## RAW RECORDS
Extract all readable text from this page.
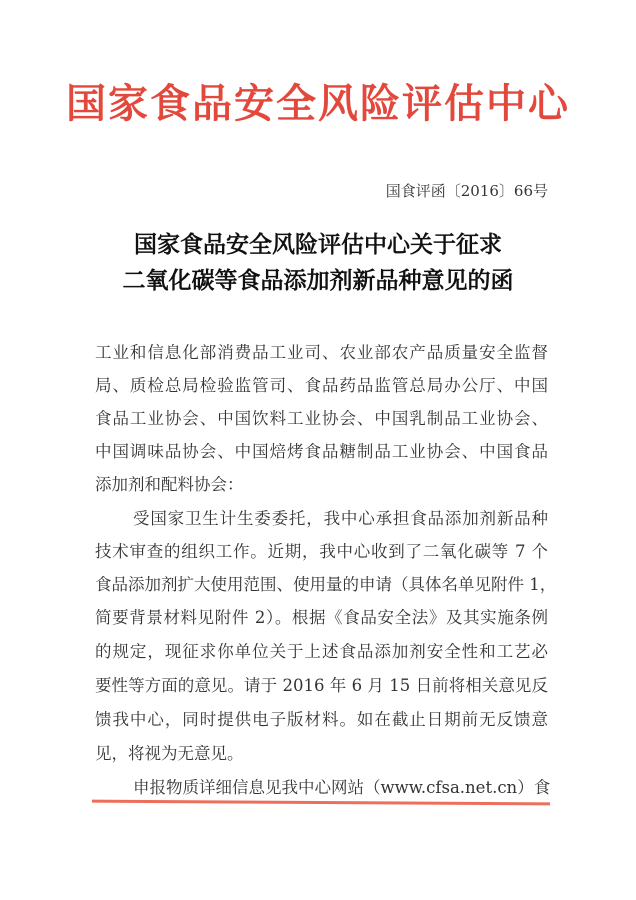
国家食品安全风险评估中心
国食评函〔2016〕66号
国家食品安全风险评估中心关于征求
二氧化碳等食品添加剂新品种意见的函
工业和信息化部消费品工业司、农业部农产品质量安全监督
局、质检总局检验监管司、食品药品监管总局办公厅、中国
食品工业协会、中国饮料工业协会、中国乳制品工业协会、
中国调味品协会、中国焙烤食品糖制品工业协会、中国食品
添加剂和配料协会：
受国家卫生计生委委托，我中心承担食品添加剂新品种
技术审查的组织工作。近期，我中心收到了二氧化碳等 7 个
食品添加剂扩大使用范围、使用量的申请（具体名单见附件 1，
简要背景材料见附件 2）。根据《食品安全法》及其实施条例
的规定，现征求你单位关于上述食品添加剂安全性和工艺必
要性等方面的意见。请于 2016 年 6 月 15 日前将相关意见反
馈我中心，同时提供电子版材料。如在截止日期前无反馈意
见，将视为无意见。
申报物质详细信息见我中心网站（www.cfsa.net.cn）食
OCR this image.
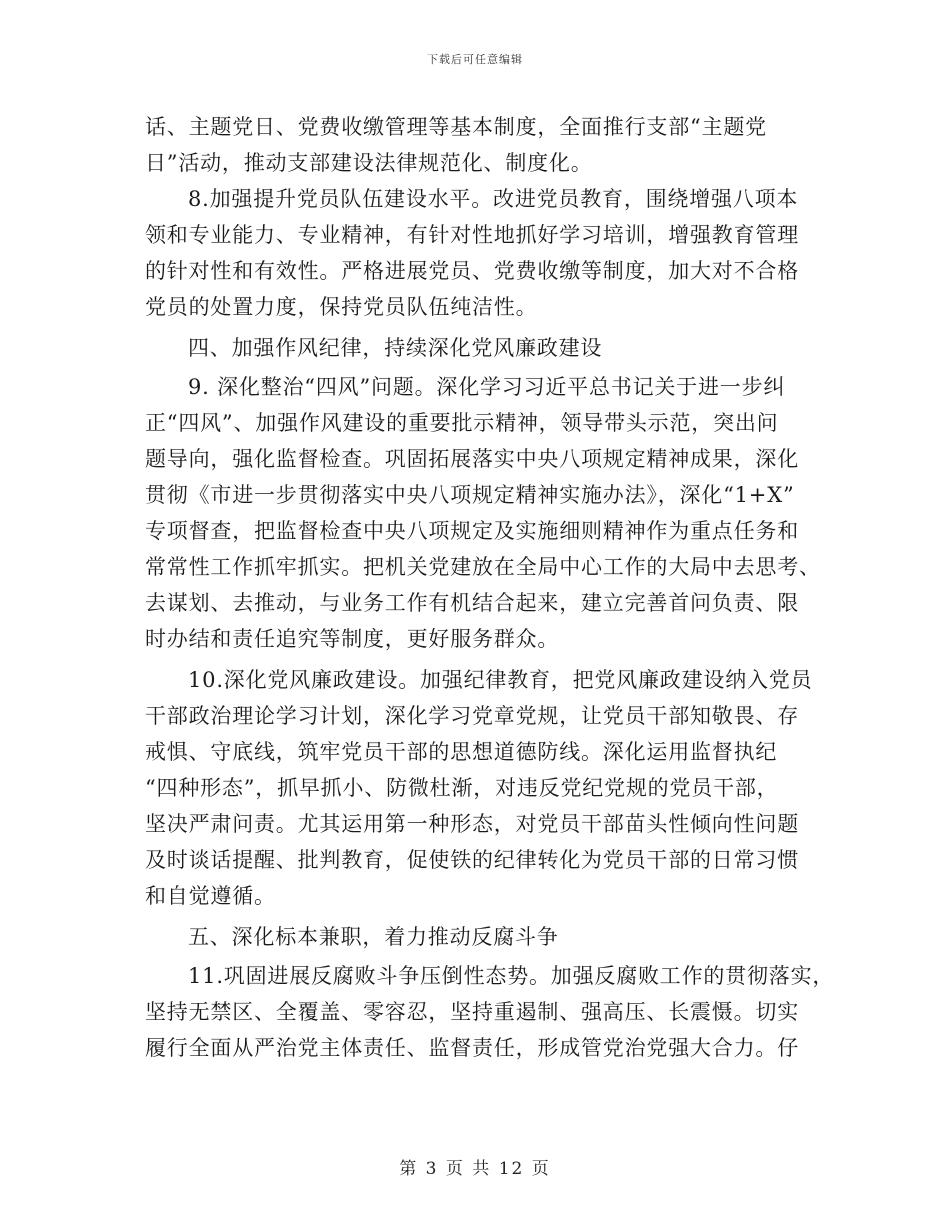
下载后可任意编辑
话、主题党日、党费收缴管理等基本制度，全面推行支部“主题党
日”活动，推动支部建设法律规范化、制度化。
8.加强提升党员队伍建设水平。改进党员教育，围绕增强八项本
领和专业能力、专业精神，有针对性地抓好学习培训，增强教育管理
的针对性和有效性。严格进展党员、党费收缴等制度，加大对不合格
党员的处置力度，保持党员队伍纯洁性。
四、加强作风纪律，持续深化党风廉政建设
9. 深化整治“四风”问题。深化学习习近平总书记关于进一步纠
正“四风”、加强作风建设的重要批示精神，领导带头示范，突出问
题导向，强化监督检查。巩固拓展落实中央八项规定精神成果，深化
贯彻《市进一步贯彻落实中央八项规定精神实施办法》，深化“1+X”
专项督查，把监督检查中央八项规定及实施细则精神作为重点任务和
常常性工作抓牢抓实。把机关党建放在全局中心工作的大局中去思考、
去谋划、去推动，与业务工作有机结合起来，建立完善首问负责、限
时办结和责任追究等制度，更好服务群众。
10.深化党风廉政建设。加强纪律教育，把党风廉政建设纳入党员
干部政治理论学习计划，深化学习党章党规，让党员干部知敬畏、存
戒惧、守底线，筑牢党员干部的思想道德防线。深化运用监督执纪
“四种形态”，抓早抓小、防微杜渐，对违反党纪党规的党员干部，
坚决严肃问责。尤其运用第一种形态，对党员干部苗头性倾向性问题
及时谈话提醒、批判教育，促使铁的纪律转化为党员干部的日常习惯
和自觉遵循。
五、深化标本兼职，着力推动反腐斗争
11.巩固进展反腐败斗争压倒性态势。加强反腐败工作的贯彻落实，
坚持无禁区、全覆盖、零容忍，坚持重遏制、强高压、长震慑。切实
履行全面从严治党主体责任、监督责任，形成管党治党强大合力。仔
第 3 页 共 12 页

## OBJECTIVE
Lines from the records above that hold "this" are the ones to list.

## TASK RESULT
Extract all readable text from this page.
OCR this image.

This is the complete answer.